**RECORDS SUPPLIED**
* * * *
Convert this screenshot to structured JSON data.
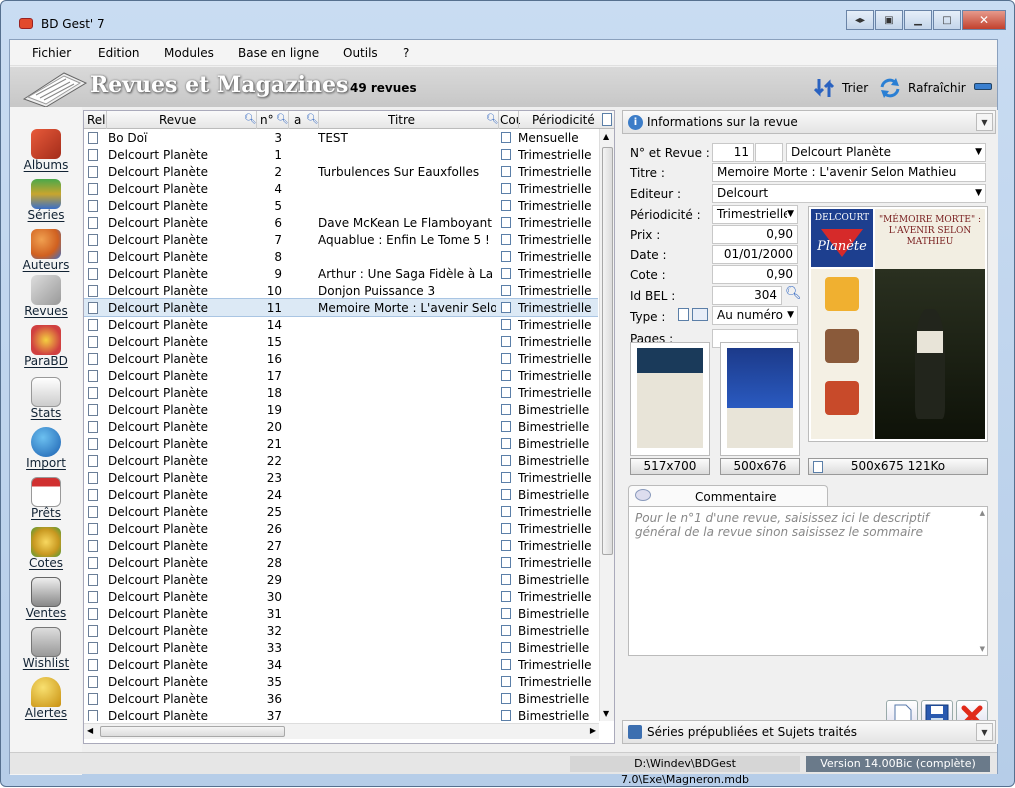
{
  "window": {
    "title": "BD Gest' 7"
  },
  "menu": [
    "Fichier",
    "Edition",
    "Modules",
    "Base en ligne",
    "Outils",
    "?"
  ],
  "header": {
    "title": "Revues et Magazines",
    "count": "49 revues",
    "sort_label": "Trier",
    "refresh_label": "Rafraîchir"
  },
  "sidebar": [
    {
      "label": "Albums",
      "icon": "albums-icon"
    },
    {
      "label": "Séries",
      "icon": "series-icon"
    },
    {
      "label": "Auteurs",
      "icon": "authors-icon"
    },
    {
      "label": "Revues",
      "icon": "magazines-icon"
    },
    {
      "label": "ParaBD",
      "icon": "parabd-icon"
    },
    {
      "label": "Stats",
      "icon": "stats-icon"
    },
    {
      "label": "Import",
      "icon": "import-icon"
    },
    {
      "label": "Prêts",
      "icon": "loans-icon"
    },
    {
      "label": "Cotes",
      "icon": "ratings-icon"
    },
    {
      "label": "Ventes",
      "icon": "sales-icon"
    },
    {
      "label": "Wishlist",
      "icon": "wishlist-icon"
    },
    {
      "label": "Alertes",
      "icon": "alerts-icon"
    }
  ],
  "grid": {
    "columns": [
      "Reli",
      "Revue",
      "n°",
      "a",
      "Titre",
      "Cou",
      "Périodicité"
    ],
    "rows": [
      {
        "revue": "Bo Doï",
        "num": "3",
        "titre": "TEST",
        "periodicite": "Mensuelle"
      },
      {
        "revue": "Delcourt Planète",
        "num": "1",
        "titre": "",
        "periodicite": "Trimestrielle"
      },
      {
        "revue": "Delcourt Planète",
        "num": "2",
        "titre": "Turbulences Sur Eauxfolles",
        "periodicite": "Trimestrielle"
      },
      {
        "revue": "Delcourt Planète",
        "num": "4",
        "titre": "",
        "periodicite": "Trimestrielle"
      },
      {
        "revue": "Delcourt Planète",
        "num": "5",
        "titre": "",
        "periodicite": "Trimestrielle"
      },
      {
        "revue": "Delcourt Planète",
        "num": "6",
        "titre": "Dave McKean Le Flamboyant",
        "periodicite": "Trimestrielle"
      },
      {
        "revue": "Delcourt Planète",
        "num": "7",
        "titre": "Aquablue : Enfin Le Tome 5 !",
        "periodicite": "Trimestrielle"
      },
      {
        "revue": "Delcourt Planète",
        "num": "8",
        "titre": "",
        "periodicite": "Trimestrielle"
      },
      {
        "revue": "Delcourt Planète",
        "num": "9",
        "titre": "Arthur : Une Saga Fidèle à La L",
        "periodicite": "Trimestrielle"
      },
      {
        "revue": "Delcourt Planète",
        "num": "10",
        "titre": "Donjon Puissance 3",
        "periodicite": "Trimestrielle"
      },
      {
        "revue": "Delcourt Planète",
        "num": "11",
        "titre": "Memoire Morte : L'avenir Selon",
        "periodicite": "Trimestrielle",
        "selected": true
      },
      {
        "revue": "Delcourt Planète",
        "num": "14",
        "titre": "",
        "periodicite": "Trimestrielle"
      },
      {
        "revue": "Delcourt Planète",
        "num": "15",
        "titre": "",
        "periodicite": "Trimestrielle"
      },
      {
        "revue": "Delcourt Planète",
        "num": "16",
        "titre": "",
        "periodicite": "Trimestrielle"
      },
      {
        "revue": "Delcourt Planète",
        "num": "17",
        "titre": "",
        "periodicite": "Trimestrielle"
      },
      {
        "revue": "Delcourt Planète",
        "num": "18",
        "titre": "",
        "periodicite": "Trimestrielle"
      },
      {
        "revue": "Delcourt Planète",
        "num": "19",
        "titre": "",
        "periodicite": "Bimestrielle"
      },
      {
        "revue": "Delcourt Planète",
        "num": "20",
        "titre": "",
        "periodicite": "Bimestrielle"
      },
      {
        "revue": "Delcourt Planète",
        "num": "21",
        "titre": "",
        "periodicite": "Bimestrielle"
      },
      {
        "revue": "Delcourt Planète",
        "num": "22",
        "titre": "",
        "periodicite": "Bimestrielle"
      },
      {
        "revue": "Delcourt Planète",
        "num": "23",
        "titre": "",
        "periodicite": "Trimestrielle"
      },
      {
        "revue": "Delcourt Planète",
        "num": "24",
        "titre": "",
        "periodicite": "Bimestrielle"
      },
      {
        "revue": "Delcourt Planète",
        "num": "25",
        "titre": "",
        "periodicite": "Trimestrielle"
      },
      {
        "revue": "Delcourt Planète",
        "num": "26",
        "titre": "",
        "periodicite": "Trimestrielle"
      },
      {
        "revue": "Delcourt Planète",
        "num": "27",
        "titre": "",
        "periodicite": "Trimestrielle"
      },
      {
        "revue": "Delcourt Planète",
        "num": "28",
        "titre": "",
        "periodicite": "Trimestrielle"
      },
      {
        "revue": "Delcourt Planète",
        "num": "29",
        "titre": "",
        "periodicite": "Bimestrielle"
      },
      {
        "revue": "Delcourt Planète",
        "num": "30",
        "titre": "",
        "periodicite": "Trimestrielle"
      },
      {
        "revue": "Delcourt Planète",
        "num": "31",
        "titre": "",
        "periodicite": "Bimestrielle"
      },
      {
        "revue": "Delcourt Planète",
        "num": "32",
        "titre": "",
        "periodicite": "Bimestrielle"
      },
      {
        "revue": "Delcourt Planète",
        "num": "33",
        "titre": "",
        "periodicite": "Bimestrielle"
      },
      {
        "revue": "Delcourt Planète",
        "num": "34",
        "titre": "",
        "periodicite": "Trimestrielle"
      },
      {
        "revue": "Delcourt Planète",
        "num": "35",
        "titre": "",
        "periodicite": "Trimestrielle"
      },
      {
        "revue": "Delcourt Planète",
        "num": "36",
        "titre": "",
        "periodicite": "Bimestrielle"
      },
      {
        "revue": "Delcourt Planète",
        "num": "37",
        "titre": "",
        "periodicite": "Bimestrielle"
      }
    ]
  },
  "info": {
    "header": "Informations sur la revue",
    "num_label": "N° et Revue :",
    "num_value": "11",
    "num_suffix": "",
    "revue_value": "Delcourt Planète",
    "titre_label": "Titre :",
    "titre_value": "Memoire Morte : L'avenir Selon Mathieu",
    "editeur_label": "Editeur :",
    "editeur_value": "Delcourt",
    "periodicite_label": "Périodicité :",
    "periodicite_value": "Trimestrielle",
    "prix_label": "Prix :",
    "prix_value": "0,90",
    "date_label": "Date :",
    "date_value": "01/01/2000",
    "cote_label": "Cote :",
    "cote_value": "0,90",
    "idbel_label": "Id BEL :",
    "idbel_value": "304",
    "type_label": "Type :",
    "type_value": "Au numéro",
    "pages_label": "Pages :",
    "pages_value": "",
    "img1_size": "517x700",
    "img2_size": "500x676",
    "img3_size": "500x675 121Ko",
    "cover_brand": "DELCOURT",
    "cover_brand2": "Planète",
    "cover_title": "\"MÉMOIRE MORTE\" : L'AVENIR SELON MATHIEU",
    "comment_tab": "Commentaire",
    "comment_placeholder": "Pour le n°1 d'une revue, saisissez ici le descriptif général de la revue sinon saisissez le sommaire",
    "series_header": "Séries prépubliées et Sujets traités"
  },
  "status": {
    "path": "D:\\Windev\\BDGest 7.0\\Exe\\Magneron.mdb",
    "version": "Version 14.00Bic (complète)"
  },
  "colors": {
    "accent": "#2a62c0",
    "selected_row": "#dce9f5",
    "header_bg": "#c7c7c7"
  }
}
* * * *
**DO THIS**
Except for the pictures, copy every line of the records above exactly.

**ANSWER TO THE TASK**
Convert this screenshot to structured JSON data.
{
  "window": {
    "title": "BD Gest' 7"
  },
  "menu": [
    "Fichier",
    "Edition",
    "Modules",
    "Base en ligne",
    "Outils",
    "?"
  ],
  "header": {
    "title": "Revues et Magazines",
    "count": "49 revues",
    "sort_label": "Trier",
    "refresh_label": "Rafraîchir"
  },
  "sidebar": [
    {
      "label": "Albums",
      "icon": "albums-icon"
    },
    {
      "label": "Séries",
      "icon": "series-icon"
    },
    {
      "label": "Auteurs",
      "icon": "authors-icon"
    },
    {
      "label": "Revues",
      "icon": "magazines-icon"
    },
    {
      "label": "ParaBD",
      "icon": "parabd-icon"
    },
    {
      "label": "Stats",
      "icon": "stats-icon"
    },
    {
      "label": "Import",
      "icon": "import-icon"
    },
    {
      "label": "Prêts",
      "icon": "loans-icon"
    },
    {
      "label": "Cotes",
      "icon": "ratings-icon"
    },
    {
      "label": "Ventes",
      "icon": "sales-icon"
    },
    {
      "label": "Wishlist",
      "icon": "wishlist-icon"
    },
    {
      "label": "Alertes",
      "icon": "alerts-icon"
    }
  ],
  "grid": {
    "columns": [
      "Reli",
      "Revue",
      "n°",
      "a",
      "Titre",
      "Cou",
      "Périodicité"
    ],
    "rows": [
      {
        "revue": "Bo Doï",
        "num": "3",
        "titre": "TEST",
        "periodicite": "Mensuelle"
      },
      {
        "revue": "Delcourt Planète",
        "num": "1",
        "titre": "",
        "periodicite": "Trimestrielle"
      },
      {
        "revue": "Delcourt Planète",
        "num": "2",
        "titre": "Turbulences Sur Eauxfolles",
        "periodicite": "Trimestrielle"
      },
      {
        "revue": "Delcourt Planète",
        "num": "4",
        "titre": "",
        "periodicite": "Trimestrielle"
      },
      {
        "revue": "Delcourt Planète",
        "num": "5",
        "titre": "",
        "periodicite": "Trimestrielle"
      },
      {
        "revue": "Delcourt Planète",
        "num": "6",
        "titre": "Dave McKean Le Flamboyant",
        "periodicite": "Trimestrielle"
      },
      {
        "revue": "Delcourt Planète",
        "num": "7",
        "titre": "Aquablue : Enfin Le Tome 5 !",
        "periodicite": "Trimestrielle"
      },
      {
        "revue": "Delcourt Planète",
        "num": "8",
        "titre": "",
        "periodicite": "Trimestrielle"
      },
      {
        "revue": "Delcourt Planète",
        "num": "9",
        "titre": "Arthur : Une Saga Fidèle à La L",
        "periodicite": "Trimestrielle"
      },
      {
        "revue": "Delcourt Planète",
        "num": "10",
        "titre": "Donjon Puissance 3",
        "periodicite": "Trimestrielle"
      },
      {
        "revue": "Delcourt Planète",
        "num": "11",
        "titre": "Memoire Morte : L'avenir Selon",
        "periodicite": "Trimestrielle",
        "selected": true
      },
      {
        "revue": "Delcourt Planète",
        "num": "14",
        "titre": "",
        "periodicite": "Trimestrielle"
      },
      {
        "revue": "Delcourt Planète",
        "num": "15",
        "titre": "",
        "periodicite": "Trimestrielle"
      },
      {
        "revue": "Delcourt Planète",
        "num": "16",
        "titre": "",
        "periodicite": "Trimestrielle"
      },
      {
        "revue": "Delcourt Planète",
        "num": "17",
        "titre": "",
        "periodicite": "Trimestrielle"
      },
      {
        "revue": "Delcourt Planète",
        "num": "18",
        "titre": "",
        "periodicite": "Trimestrielle"
      },
      {
        "revue": "Delcourt Planète",
        "num": "19",
        "titre": "",
        "periodicite": "Bimestrielle"
      },
      {
        "revue": "Delcourt Planète",
        "num": "20",
        "titre": "",
        "periodicite": "Bimestrielle"
      },
      {
        "revue": "Delcourt Planète",
        "num": "21",
        "titre": "",
        "periodicite": "Bimestrielle"
      },
      {
        "revue": "Delcourt Planète",
        "num": "22",
        "titre": "",
        "periodicite": "Bimestrielle"
      },
      {
        "revue": "Delcourt Planète",
        "num": "23",
        "titre": "",
        "periodicite": "Trimestrielle"
      },
      {
        "revue": "Delcourt Planète",
        "num": "24",
        "titre": "",
        "periodicite": "Bimestrielle"
      },
      {
        "revue": "Delcourt Planète",
        "num": "25",
        "titre": "",
        "periodicite": "Trimestrielle"
      },
      {
        "revue": "Delcourt Planète",
        "num": "26",
        "titre": "",
        "periodicite": "Trimestrielle"
      },
      {
        "revue": "Delcourt Planète",
        "num": "27",
        "titre": "",
        "periodicite": "Trimestrielle"
      },
      {
        "revue": "Delcourt Planète",
        "num": "28",
        "titre": "",
        "periodicite": "Trimestrielle"
      },
      {
        "revue": "Delcourt Planète",
        "num": "29",
        "titre": "",
        "periodicite": "Bimestrielle"
      },
      {
        "revue": "Delcourt Planète",
        "num": "30",
        "titre": "",
        "periodicite": "Trimestrielle"
      },
      {
        "revue": "Delcourt Planète",
        "num": "31",
        "titre": "",
        "periodicite": "Bimestrielle"
      },
      {
        "revue": "Delcourt Planète",
        "num": "32",
        "titre": "",
        "periodicite": "Bimestrielle"
      },
      {
        "revue": "Delcourt Planète",
        "num": "33",
        "titre": "",
        "periodicite": "Bimestrielle"
      },
      {
        "revue": "Delcourt Planète",
        "num": "34",
        "titre": "",
        "periodicite": "Trimestrielle"
      },
      {
        "revue": "Delcourt Planète",
        "num": "35",
        "titre": "",
        "periodicite": "Trimestrielle"
      },
      {
        "revue": "Delcourt Planète",
        "num": "36",
        "titre": "",
        "periodicite": "Bimestrielle"
      },
      {
        "revue": "Delcourt Planète",
        "num": "37",
        "titre": "",
        "periodicite": "Bimestrielle"
      }
    ]
  },
  "info": {
    "header": "Informations sur la revue",
    "num_label": "N° et Revue :",
    "num_value": "11",
    "num_suffix": "",
    "revue_value": "Delcourt Planète",
    "titre_label": "Titre :",
    "titre_value": "Memoire Morte : L'avenir Selon Mathieu",
    "editeur_label": "Editeur :",
    "editeur_value": "Delcourt",
    "periodicite_label": "Périodicité :",
    "periodicite_value": "Trimestrielle",
    "prix_label": "Prix :",
    "prix_value": "0,90",
    "date_label": "Date :",
    "date_value": "01/01/2000",
    "cote_label": "Cote :",
    "cote_value": "0,90",
    "idbel_label": "Id BEL :",
    "idbel_value": "304",
    "type_label": "Type :",
    "type_value": "Au numéro",
    "pages_label": "Pages :",
    "pages_value": "",
    "img1_size": "517x700",
    "img2_size": "500x676",
    "img3_size": "500x675 121Ko",
    "cover_brand": "DELCOURT",
    "cover_brand2": "Planète",
    "cover_title": "\"MÉMOIRE MORTE\" : L'AVENIR SELON MATHIEU",
    "comment_tab": "Commentaire",
    "comment_placeholder": "Pour le n°1 d'une revue, saisissez ici le descriptif général de la revue sinon saisissez le sommaire",
    "series_header": "Séries prépubliées et Sujets traités"
  },
  "status": {
    "path": "D:\\Windev\\BDGest 7.0\\Exe\\Magneron.mdb",
    "version": "Version 14.00Bic (complète)"
  },
  "colors": {
    "accent": "#2a62c0",
    "selected_row": "#dce9f5",
    "header_bg": "#c7c7c7"
  }
}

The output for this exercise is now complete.